** START PROVIDED DATA **

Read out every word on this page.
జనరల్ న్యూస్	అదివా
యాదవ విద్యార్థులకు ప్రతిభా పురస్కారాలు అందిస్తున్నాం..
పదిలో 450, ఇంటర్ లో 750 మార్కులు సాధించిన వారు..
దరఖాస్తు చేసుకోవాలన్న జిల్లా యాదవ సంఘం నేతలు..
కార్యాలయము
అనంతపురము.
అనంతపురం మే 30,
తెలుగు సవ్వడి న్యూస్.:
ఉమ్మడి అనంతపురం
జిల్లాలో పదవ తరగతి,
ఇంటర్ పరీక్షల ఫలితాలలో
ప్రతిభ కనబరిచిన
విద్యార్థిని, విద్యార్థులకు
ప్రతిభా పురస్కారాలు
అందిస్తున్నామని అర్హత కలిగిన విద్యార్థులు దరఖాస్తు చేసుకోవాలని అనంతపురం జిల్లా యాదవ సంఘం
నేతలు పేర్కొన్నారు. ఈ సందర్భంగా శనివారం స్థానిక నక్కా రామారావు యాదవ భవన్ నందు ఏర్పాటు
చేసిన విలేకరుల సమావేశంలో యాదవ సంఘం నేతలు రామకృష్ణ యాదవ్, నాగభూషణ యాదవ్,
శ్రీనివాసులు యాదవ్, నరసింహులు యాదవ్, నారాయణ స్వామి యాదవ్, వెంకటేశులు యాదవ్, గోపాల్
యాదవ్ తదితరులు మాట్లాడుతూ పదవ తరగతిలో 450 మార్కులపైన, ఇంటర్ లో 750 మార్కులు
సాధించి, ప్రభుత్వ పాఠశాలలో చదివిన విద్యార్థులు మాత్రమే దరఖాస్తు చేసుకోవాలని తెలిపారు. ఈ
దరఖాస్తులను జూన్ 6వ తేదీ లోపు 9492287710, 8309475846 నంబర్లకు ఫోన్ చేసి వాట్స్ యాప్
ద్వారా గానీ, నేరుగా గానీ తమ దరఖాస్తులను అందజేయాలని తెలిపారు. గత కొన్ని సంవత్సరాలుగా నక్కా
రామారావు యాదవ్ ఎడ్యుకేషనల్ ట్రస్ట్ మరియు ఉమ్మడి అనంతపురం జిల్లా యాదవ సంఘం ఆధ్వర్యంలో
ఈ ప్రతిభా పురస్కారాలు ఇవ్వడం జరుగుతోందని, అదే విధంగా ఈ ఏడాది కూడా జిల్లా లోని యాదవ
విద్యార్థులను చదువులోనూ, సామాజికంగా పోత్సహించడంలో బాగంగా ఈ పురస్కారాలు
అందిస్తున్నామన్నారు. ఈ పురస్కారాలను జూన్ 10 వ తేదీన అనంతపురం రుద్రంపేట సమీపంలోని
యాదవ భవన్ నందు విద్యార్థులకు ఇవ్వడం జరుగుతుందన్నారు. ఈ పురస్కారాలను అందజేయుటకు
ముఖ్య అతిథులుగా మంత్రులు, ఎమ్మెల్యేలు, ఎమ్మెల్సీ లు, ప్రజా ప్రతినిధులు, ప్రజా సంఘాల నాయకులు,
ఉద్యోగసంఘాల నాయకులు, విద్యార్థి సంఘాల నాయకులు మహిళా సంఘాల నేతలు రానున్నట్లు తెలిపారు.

** END PROVIDED DATA **

▶ **WRITTEN PROBLEM**: Reproduce the records above exactly.

▶ **TASK RESULT**:
Read out every word on this page.
జనరల్ న్యూస్	అదివా
యాదవ విద్యార్థులకు ప్రతిభా పురస్కారాలు అందిస్తున్నాం..
పదిలో 450, ఇంటర్ లో 750 మార్కులు సాధించిన వారు..
దరఖాస్తు చేసుకోవాలన్న జిల్లా యాదవ సంఘం నేతలు..
కార్యాలయము
అనంతపురము.
అనంతపురం మే 30,
తెలుగు సవ్వడి న్యూస్.:
ఉమ్మడి అనంతపురం
జిల్లాలో పదవ తరగతి,
ఇంటర్ పరీక్షల ఫలితాలలో
ప్రతిభ కనబరిచిన
విద్యార్థిని, విద్యార్థులకు
ప్రతిభా పురస్కారాలు
అందిస్తున్నామని అర్హత కలిగిన విద్యార్థులు దరఖాస్తు చేసుకోవాలని అనంతపురం జిల్లా యాదవ సంఘం
నేతలు పేర్కొన్నారు. ఈ సందర్భంగా శనివారం స్థానిక నక్కా రామారావు యాదవ భవన్ నందు ఏర్పాటు
చేసిన విలేకరుల సమావేశంలో యాదవ సంఘం నేతలు రామకృష్ణ యాదవ్, నాగభూషణ యాదవ్,
శ్రీనివాసులు యాదవ్, నరసింహులు యాదవ్, నారాయణ స్వామి యాదవ్, వెంకటేశులు యాదవ్, గోపాల్
యాదవ్ తదితరులు మాట్లాడుతూ పదవ తరగతిలో 450 మార్కులపైన, ఇంటర్ లో 750 మార్కులు
సాధించి, ప్రభుత్వ పాఠశాలలో చదివిన విద్యార్థులు మాత్రమే దరఖాస్తు చేసుకోవాలని తెలిపారు. ఈ
దరఖాస్తులను జూన్ 6వ తేదీ లోపు 9492287710, 8309475846 నంబర్లకు ఫోన్ చేసి వాట్స్ యాప్
ద్వారా గానీ, నేరుగా గానీ తమ దరఖాస్తులను అందజేయాలని తెలిపారు. గత కొన్ని సంవత్సరాలుగా నక్కా
రామారావు యాదవ్ ఎడ్యుకేషనల్ ట్రస్ట్ మరియు ఉమ్మడి అనంతపురం జిల్లా యాదవ సంఘం ఆధ్వర్యంలో
ఈ ప్రతిభా పురస్కారాలు ఇవ్వడం జరుగుతోందని, అదే విధంగా ఈ ఏడాది కూడా జిల్లా లోని యాదవ
విద్యార్థులను చదువులోనూ, సామాజికంగా పోత్సహించడంలో బాగంగా ఈ పురస్కారాలు
అందిస్తున్నామన్నారు. ఈ పురస్కారాలను జూన్ 10 వ తేదీన అనంతపురం రుద్రంపేట సమీపంలోని
యాదవ భవన్ నందు విద్యార్థులకు ఇవ్వడం జరుగుతుందన్నారు. ఈ పురస్కారాలను అందజేయుటకు
ముఖ్య అతిథులుగా మంత్రులు, ఎమ్మెల్యేలు, ఎమ్మెల్సీ లు, ప్రజా ప్రతినిధులు, ప్రజా సంఘాల నాయకులు,
ఉద్యోగసంఘాల నాయకులు, విద్యార్థి సంఘాల నాయకులు మహిళా సంఘాల నేతలు రానున్నట్లు తెలిపారు.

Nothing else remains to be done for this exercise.